Brano citato:
▼

Un gioiello nel cuore di Napoli: La Basilica di Santa Chiara

Posté par atempodiblog le 11 août 2016

Tesori d’Italia
Un gioiello nel cuore di Napoli: La Basilica di Santa Chiara

Il complesso monumentale di Santa Chiara a Napoli è senz’altro uno dei maggiori capolavori dell’arte italiana, phanteon della dinastia dei Borbone delle Due Sicilie e centro di spiritualità francescana noto in tutto il mondo.
di Penelope Salomone – Radici Cristiane (2009)

Un gioiello nel cuore di Napoli: La Basilica di Santa Chiara dans Apparizioni mariane e santuari basilica_di_santa_chiara

“Si dica o racconti quel che si vuole, ma qui ogni attesa è superata”: Così Napoli, nella seconda metà del Settecento, sbalordiva il sommo poeta tedesco Johann Wolfgang Goethe.
Impossibile dar torto a un così raffinato viaggiatore, tanto più che ancora oggi il capoluogo campano continua ad attrarre visitatori da tutto il mondo. Malgrado la cementificazione selvaggia, la disoccupazione, la malavita e le mille e mille emergenze che affliggono giorno per giorno gli abitanti di questa città, affascinante e contraddittoria, da sempre al centro dell’universale attenzione.

▲

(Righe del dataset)
▼

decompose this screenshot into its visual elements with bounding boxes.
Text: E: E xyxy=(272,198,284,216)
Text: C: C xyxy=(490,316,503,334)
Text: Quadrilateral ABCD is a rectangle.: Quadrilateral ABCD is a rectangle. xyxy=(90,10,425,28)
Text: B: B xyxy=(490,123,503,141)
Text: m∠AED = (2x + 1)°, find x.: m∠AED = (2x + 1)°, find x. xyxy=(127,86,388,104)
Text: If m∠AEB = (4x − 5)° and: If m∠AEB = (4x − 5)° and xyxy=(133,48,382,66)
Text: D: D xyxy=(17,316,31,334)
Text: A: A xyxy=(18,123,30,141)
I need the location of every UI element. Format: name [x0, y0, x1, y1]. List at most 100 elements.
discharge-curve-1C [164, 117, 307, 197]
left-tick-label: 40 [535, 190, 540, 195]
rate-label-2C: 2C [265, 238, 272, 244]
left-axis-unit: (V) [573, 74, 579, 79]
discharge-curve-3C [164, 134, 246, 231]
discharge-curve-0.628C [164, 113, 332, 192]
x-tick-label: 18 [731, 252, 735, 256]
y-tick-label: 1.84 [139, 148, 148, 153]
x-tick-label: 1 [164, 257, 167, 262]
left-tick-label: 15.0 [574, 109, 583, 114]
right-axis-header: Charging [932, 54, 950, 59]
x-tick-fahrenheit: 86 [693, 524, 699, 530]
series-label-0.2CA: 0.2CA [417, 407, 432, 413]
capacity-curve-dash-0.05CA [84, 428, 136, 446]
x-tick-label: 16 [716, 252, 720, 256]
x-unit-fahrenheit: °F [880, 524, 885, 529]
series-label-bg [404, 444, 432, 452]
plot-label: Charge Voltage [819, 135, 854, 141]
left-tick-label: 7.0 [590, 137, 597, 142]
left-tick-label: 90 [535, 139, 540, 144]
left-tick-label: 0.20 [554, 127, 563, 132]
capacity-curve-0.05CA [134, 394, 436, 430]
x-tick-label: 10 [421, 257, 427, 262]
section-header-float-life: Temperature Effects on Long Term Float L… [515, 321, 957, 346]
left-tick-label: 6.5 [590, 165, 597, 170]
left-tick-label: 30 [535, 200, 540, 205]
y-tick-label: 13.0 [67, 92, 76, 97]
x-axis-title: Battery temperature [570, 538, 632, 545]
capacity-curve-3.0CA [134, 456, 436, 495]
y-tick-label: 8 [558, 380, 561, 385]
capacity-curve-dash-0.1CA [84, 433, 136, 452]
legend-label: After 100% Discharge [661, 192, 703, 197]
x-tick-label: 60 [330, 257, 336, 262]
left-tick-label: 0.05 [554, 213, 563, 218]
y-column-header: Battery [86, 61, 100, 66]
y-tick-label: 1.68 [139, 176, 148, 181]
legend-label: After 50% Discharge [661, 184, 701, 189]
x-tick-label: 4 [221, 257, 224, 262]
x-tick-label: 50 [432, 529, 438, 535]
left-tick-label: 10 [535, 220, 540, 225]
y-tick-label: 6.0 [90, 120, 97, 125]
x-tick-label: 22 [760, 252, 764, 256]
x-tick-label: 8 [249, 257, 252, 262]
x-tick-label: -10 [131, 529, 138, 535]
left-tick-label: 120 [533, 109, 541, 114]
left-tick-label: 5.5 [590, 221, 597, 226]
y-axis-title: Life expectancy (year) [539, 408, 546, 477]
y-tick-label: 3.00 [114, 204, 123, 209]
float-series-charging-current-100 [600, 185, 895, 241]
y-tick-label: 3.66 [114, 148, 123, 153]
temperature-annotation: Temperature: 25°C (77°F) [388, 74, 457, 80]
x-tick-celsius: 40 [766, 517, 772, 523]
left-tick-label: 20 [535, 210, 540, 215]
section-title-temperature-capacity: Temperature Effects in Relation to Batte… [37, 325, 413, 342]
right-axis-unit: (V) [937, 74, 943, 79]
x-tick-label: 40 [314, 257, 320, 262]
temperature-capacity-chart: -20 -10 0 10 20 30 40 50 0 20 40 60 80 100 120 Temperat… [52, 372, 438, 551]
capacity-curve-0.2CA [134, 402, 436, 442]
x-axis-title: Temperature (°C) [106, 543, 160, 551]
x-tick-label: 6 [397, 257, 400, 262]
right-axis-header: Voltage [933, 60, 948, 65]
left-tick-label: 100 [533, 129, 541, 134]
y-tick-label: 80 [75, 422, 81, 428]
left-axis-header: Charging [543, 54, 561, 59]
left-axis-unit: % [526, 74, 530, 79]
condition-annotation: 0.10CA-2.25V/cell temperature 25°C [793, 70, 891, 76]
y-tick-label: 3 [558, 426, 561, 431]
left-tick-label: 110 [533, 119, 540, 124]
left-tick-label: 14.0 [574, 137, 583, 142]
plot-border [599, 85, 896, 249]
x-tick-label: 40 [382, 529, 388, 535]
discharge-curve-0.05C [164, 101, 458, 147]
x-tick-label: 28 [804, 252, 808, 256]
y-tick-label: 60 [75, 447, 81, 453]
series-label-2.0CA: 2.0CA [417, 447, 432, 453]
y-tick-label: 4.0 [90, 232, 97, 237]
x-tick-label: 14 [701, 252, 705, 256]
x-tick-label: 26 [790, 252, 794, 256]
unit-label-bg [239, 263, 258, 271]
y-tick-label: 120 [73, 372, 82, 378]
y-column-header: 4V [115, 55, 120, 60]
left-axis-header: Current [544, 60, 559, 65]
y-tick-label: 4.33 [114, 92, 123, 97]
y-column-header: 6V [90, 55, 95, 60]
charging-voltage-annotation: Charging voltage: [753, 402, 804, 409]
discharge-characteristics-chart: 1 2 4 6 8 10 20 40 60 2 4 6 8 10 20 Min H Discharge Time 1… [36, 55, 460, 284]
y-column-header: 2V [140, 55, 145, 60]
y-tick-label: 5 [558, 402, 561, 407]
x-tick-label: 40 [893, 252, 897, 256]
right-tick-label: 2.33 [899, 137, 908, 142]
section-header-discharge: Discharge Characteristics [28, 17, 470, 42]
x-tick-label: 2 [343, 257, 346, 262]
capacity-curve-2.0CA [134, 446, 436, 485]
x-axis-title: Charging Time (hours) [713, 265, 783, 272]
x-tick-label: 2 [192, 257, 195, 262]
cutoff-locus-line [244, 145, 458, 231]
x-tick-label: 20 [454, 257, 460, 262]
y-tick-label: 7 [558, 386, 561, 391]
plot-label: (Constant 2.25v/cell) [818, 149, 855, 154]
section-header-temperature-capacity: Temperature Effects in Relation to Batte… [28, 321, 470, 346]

▲

Consegna scritta 1: Nel brano sulla Basilica di Santa Chiara, quale poeta tedesco rimase sbalordito da Napoli nella seconda metà del Settecento?
Consegna scritta 2: Estrai senza modifiche le righe delle voci, partendo dall'inizio delle voci e proseguendo fino alla riga che contiene "discharge-curve-0.628C [164, 113, 332, 192]", entrambe incluse.

Risposta completa 1: Johann Wolfgang Goethe.

Risposta completa 2:
decompose this screenshot into its visual elements with bounding boxes.
Text: E: E xyxy=(272,198,284,216)
Text: C: C xyxy=(490,316,503,334)
Text: Quadrilateral ABCD is a rectangle.: Quadrilateral ABCD is a rectangle. xyxy=(90,10,425,28)
Text: B: B xyxy=(490,123,503,141)
Text: m∠AED = (2x + 1)°, find x.: m∠AED = (2x + 1)°, find x. xyxy=(127,86,388,104)
Text: If m∠AEB = (4x − 5)° and: If m∠AEB = (4x − 5)° and xyxy=(133,48,382,66)
Text: D: D xyxy=(17,316,31,334)
Text: A: A xyxy=(18,123,30,141)
I need the location of every UI element. Format: name [x0, y0, x1, y1]. List at most 100 elements.
discharge-curve-1C [164, 117, 307, 197]
left-tick-label: 40 [535, 190, 540, 195]
rate-label-2C: 2C [265, 238, 272, 244]
left-axis-unit: (V) [573, 74, 579, 79]
discharge-curve-3C [164, 134, 246, 231]
discharge-curve-0.628C [164, 113, 332, 192]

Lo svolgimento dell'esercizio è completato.